RECORDS FOR PROCESSING:

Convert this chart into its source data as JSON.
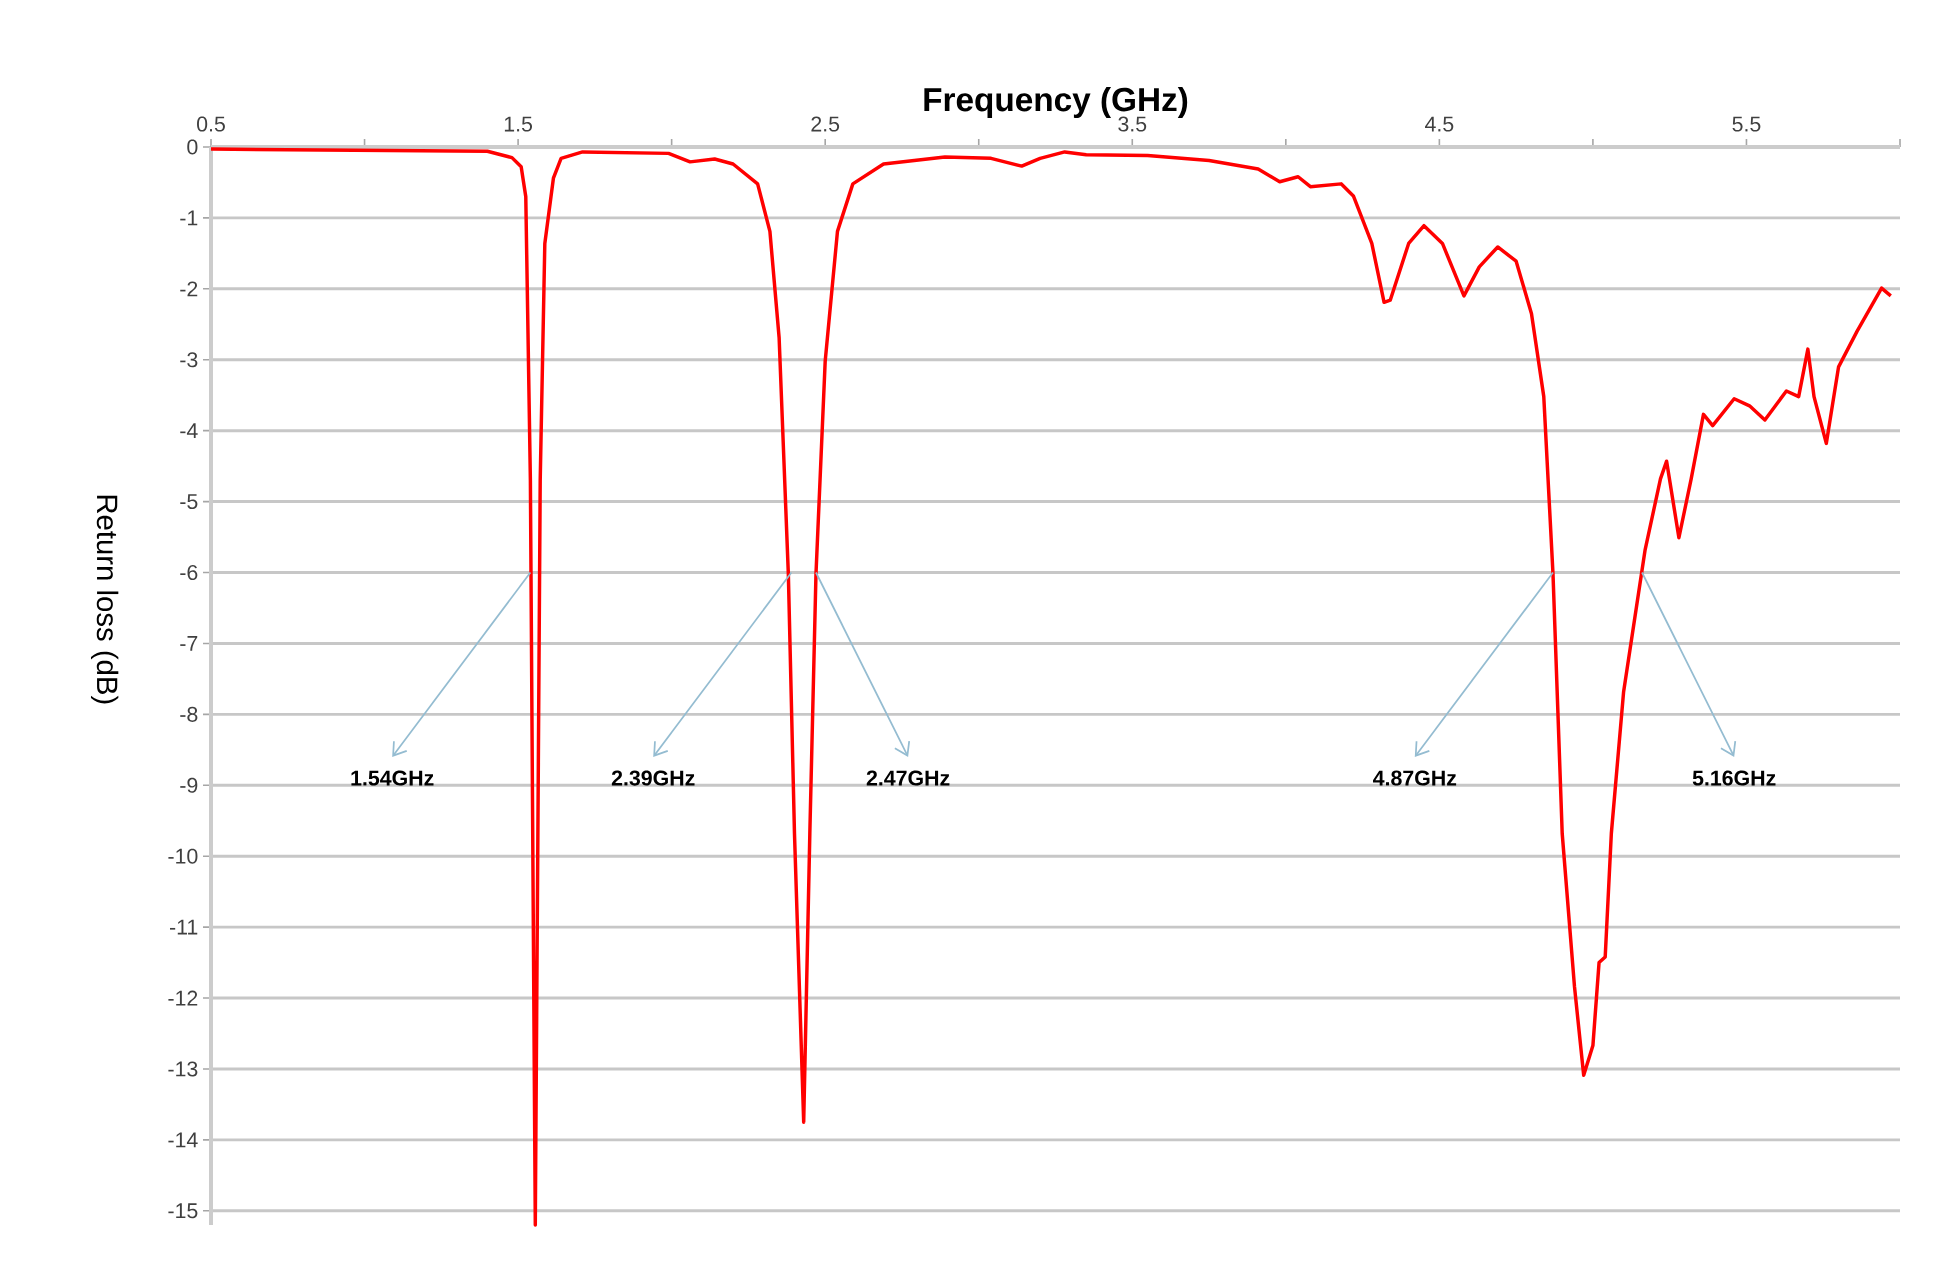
{
  "chart_data": {
    "type": "line",
    "xlabel": "Frequency (GHz)",
    "ylabel": "Return loss (dB)",
    "xlim": [
      0.5,
      6.0
    ],
    "ylim": [
      -15.2,
      0
    ],
    "xticks": [
      0.5,
      {
        "value": 1,
        "label": null
      },
      1.5,
      {
        "value": 2,
        "label": null
      },
      2.5,
      {
        "value": 3,
        "label": null
      },
      3.5,
      {
        "value": 4,
        "label": null
      },
      4.5,
      {
        "value": 5,
        "label": null
      },
      5.5,
      {
        "value": 6,
        "label": null
      }
    ],
    "yticks": [
      0,
      -1,
      -2,
      -3,
      -4,
      -5,
      -6,
      -7,
      -8,
      -9,
      -10,
      -11,
      -12,
      -13,
      -14,
      -15
    ],
    "grid": "y",
    "marker": "none",
    "line_style": "solid",
    "series": [
      {
        "color": "#ff0000",
        "x": [
          0.5,
          1.4,
          1.48,
          1.51,
          1.525,
          1.54,
          1.556,
          1.572,
          1.587,
          1.615,
          1.64,
          1.71,
          1.99,
          2.06,
          2.14,
          2.2,
          2.28,
          2.32,
          2.35,
          2.38,
          2.4,
          2.43,
          2.45,
          2.47,
          2.5,
          2.54,
          2.59,
          2.69,
          2.89,
          3.04,
          3.14,
          3.2,
          3.28,
          3.35,
          3.55,
          3.75,
          3.91,
          3.98,
          4.04,
          4.08,
          4.18,
          4.22,
          4.28,
          4.32,
          4.34,
          4.4,
          4.45,
          4.51,
          4.58,
          4.63,
          4.69,
          4.75,
          4.8,
          4.84,
          4.87,
          4.9,
          4.94,
          4.97,
          5.0,
          5.02,
          5.04,
          5.06,
          5.1,
          5.17,
          5.22,
          5.24,
          5.28,
          5.32,
          5.36,
          5.39,
          5.46,
          5.51,
          5.56,
          5.63,
          5.67,
          5.7,
          5.72,
          5.76,
          5.8,
          5.86,
          5.94,
          5.97
        ],
        "values": [
          -0.03,
          -0.06,
          -0.15,
          -0.28,
          -0.7,
          -4.7,
          -15.2,
          -4.7,
          -1.36,
          -0.44,
          -0.16,
          -0.07,
          -0.09,
          -0.21,
          -0.17,
          -0.24,
          -0.52,
          -1.19,
          -2.69,
          -6.02,
          -9.68,
          -13.75,
          -9.68,
          -6.02,
          -3.02,
          -1.19,
          -0.52,
          -0.24,
          -0.14,
          -0.16,
          -0.27,
          -0.16,
          -0.07,
          -0.11,
          -0.12,
          -0.19,
          -0.31,
          -0.49,
          -0.42,
          -0.56,
          -0.52,
          -0.69,
          -1.36,
          -2.19,
          -2.16,
          -1.36,
          -1.11,
          -1.36,
          -2.1,
          -1.69,
          -1.41,
          -1.61,
          -2.35,
          -3.52,
          -6.02,
          -9.68,
          -11.84,
          -13.09,
          -12.67,
          -11.5,
          -11.42,
          -9.68,
          -7.68,
          -5.68,
          -4.68,
          -4.43,
          -5.51,
          -4.68,
          -3.77,
          -3.93,
          -3.55,
          -3.65,
          -3.85,
          -3.44,
          -3.52,
          -2.85,
          -3.52,
          -4.18,
          -3.1,
          -2.6,
          -1.99,
          -2.1
        ]
      }
    ],
    "annotations": [
      {
        "text": "1.54GHz",
        "x": 1.54,
        "y": -6
      },
      {
        "text": "2.39GHz",
        "x": 2.39,
        "y": -6
      },
      {
        "text": "2.47GHz",
        "x": 2.47,
        "y": -6
      },
      {
        "text": "4.87GHz",
        "x": 4.87,
        "y": -6
      },
      {
        "text": "5.16GHz",
        "x": 5.16,
        "y": -6
      }
    ]
  }
}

WHAT YOU HAVE TO DO: Track down every line holding the string "text" and copy it.

ANSWER TO THIS TASK:
        "text": "1.54GHz",
        "text": "2.39GHz",
        "text": "2.47GHz",
        "text": "4.87GHz",
        "text": "5.16GHz",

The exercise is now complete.